WORK REQUIRED -> Write out the full set of records exactly. Any pictures in them do not belong in the copy.
## START
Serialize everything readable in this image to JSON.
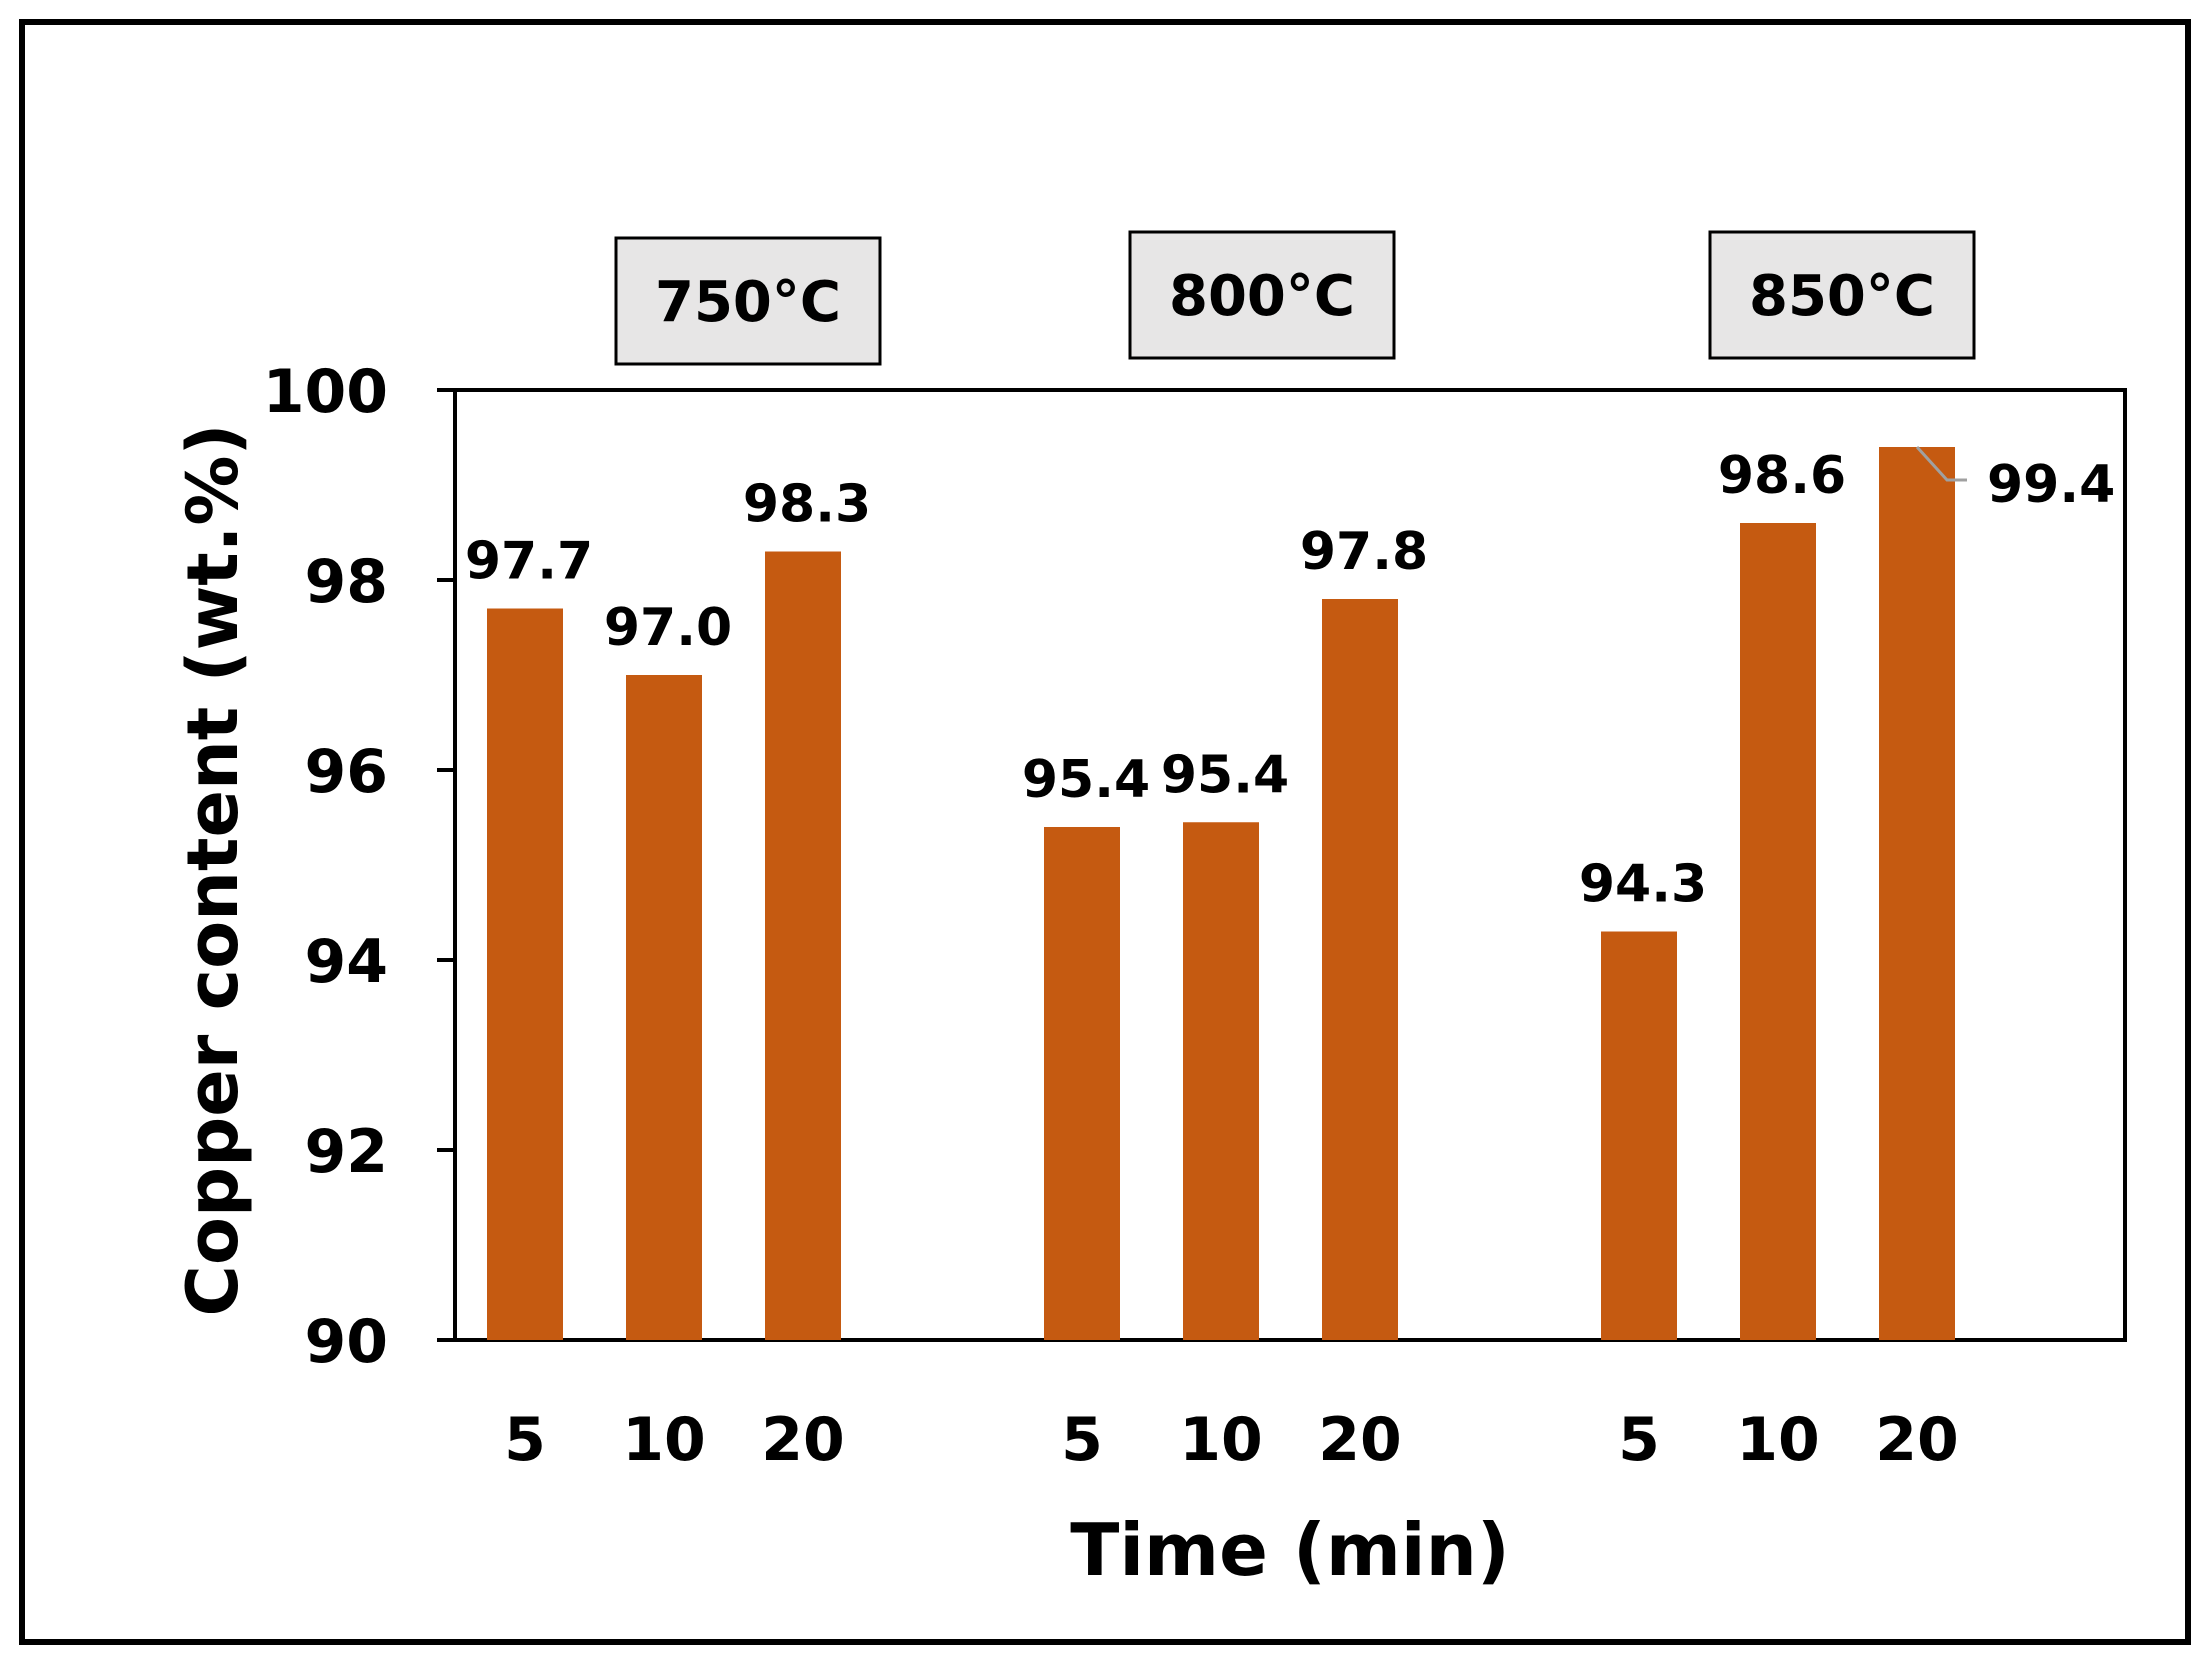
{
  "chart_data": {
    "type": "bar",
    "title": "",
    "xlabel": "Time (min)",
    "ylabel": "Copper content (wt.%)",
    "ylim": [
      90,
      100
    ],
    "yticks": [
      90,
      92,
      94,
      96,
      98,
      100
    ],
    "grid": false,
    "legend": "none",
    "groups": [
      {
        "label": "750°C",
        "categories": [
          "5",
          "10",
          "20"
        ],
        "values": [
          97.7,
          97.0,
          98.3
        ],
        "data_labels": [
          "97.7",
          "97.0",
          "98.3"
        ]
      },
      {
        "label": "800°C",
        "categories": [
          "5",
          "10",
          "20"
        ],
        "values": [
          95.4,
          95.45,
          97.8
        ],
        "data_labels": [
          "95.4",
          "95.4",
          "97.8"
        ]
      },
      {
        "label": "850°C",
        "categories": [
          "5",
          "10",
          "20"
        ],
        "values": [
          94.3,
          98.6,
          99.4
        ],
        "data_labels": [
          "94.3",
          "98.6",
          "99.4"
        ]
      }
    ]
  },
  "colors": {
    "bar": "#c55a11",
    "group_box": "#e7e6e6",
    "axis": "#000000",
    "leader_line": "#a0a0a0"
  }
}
## END
TASK RESPONSE ->
Serialize everything readable in this image to JSON.
{
  "chart_data": {
    "type": "bar",
    "title": "",
    "xlabel": "Time (min)",
    "ylabel": "Copper content (wt.%)",
    "ylim": [
      90,
      100
    ],
    "yticks": [
      90,
      92,
      94,
      96,
      98,
      100
    ],
    "grid": false,
    "legend": "none",
    "groups": [
      {
        "label": "750°C",
        "categories": [
          "5",
          "10",
          "20"
        ],
        "values": [
          97.7,
          97.0,
          98.3
        ],
        "data_labels": [
          "97.7",
          "97.0",
          "98.3"
        ]
      },
      {
        "label": "800°C",
        "categories": [
          "5",
          "10",
          "20"
        ],
        "values": [
          95.4,
          95.45,
          97.8
        ],
        "data_labels": [
          "95.4",
          "95.4",
          "97.8"
        ]
      },
      {
        "label": "850°C",
        "categories": [
          "5",
          "10",
          "20"
        ],
        "values": [
          94.3,
          98.6,
          99.4
        ],
        "data_labels": [
          "94.3",
          "98.6",
          "99.4"
        ]
      }
    ]
  },
  "colors": {
    "bar": "#c55a11",
    "group_box": "#e7e6e6",
    "axis": "#000000",
    "leader_line": "#a0a0a0"
  }
}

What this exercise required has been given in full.